> Written problem
Please rename "y-tick-label" to "y-axis-tick" in the stretch of data from the line containing "Segment this screenshot: for" through the line containing "x-tick-time: 21:00: [656, 470, 685, 481]" and give back only those lines, with nothing else changed. Leave the pictures out of your answer.

> Supplied data
[start]

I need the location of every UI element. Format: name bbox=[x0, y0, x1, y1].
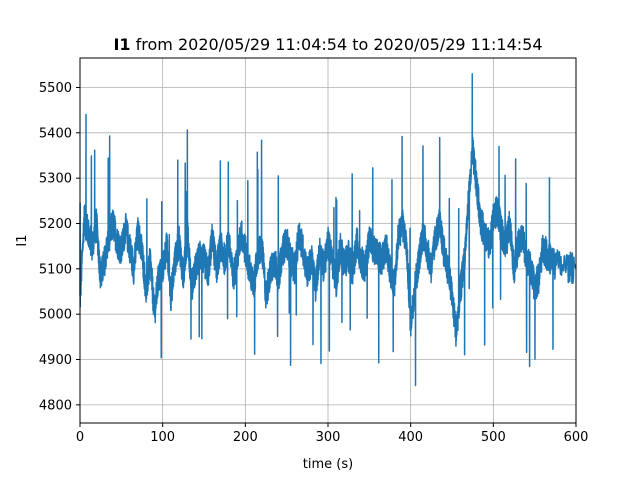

[end]
[start]

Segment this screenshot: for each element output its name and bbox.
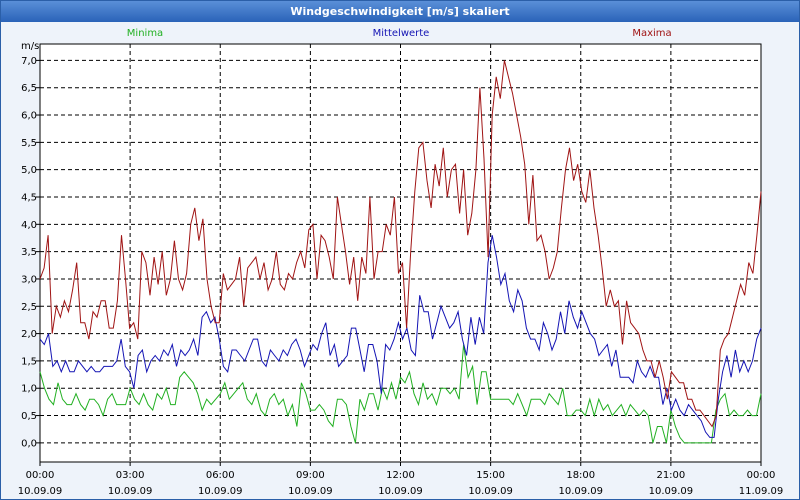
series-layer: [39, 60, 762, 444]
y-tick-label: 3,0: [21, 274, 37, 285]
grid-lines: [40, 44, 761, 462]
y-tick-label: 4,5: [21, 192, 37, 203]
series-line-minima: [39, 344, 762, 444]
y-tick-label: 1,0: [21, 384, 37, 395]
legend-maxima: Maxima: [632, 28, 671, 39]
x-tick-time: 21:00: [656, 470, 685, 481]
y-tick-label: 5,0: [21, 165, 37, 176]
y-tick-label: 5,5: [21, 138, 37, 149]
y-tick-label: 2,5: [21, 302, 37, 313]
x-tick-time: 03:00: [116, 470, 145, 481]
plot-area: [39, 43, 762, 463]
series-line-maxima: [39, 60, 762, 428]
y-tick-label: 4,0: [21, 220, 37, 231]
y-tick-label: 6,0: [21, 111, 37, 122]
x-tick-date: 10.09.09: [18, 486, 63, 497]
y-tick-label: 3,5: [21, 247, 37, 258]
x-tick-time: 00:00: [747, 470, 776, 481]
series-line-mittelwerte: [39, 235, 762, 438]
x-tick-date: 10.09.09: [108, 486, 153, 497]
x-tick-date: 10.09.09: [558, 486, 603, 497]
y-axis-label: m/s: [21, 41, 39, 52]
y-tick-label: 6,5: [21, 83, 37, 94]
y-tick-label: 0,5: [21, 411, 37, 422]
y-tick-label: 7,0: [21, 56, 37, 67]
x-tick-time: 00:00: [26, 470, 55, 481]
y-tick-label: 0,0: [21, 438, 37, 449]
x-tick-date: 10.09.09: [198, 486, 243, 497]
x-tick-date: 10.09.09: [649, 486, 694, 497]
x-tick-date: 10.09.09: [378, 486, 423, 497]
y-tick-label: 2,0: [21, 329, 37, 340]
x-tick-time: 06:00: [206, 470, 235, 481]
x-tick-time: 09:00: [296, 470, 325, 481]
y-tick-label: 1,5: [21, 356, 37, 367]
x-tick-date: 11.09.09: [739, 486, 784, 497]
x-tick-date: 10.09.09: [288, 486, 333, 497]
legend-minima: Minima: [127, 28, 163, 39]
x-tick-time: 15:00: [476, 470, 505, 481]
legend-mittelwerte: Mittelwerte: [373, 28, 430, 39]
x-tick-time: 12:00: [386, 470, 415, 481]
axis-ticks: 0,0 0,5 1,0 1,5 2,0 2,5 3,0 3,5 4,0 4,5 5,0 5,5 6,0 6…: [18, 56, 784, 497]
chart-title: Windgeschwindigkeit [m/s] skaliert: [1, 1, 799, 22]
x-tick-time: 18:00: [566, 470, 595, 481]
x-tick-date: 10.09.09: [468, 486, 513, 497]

[end]

> In response
Segment this screenshot: for each element output its name and bbox.
series-layer: [39, 60, 762, 444]
y-axis-tick: 3,0: [21, 274, 37, 285]
grid-lines: [40, 44, 761, 462]
y-axis-tick: 4,5: [21, 192, 37, 203]
series-line-minima: [39, 344, 762, 444]
y-axis-tick: 1,0: [21, 384, 37, 395]
legend-maxima: Maxima: [632, 28, 671, 39]
x-tick-time: 21:00: [656, 470, 685, 481]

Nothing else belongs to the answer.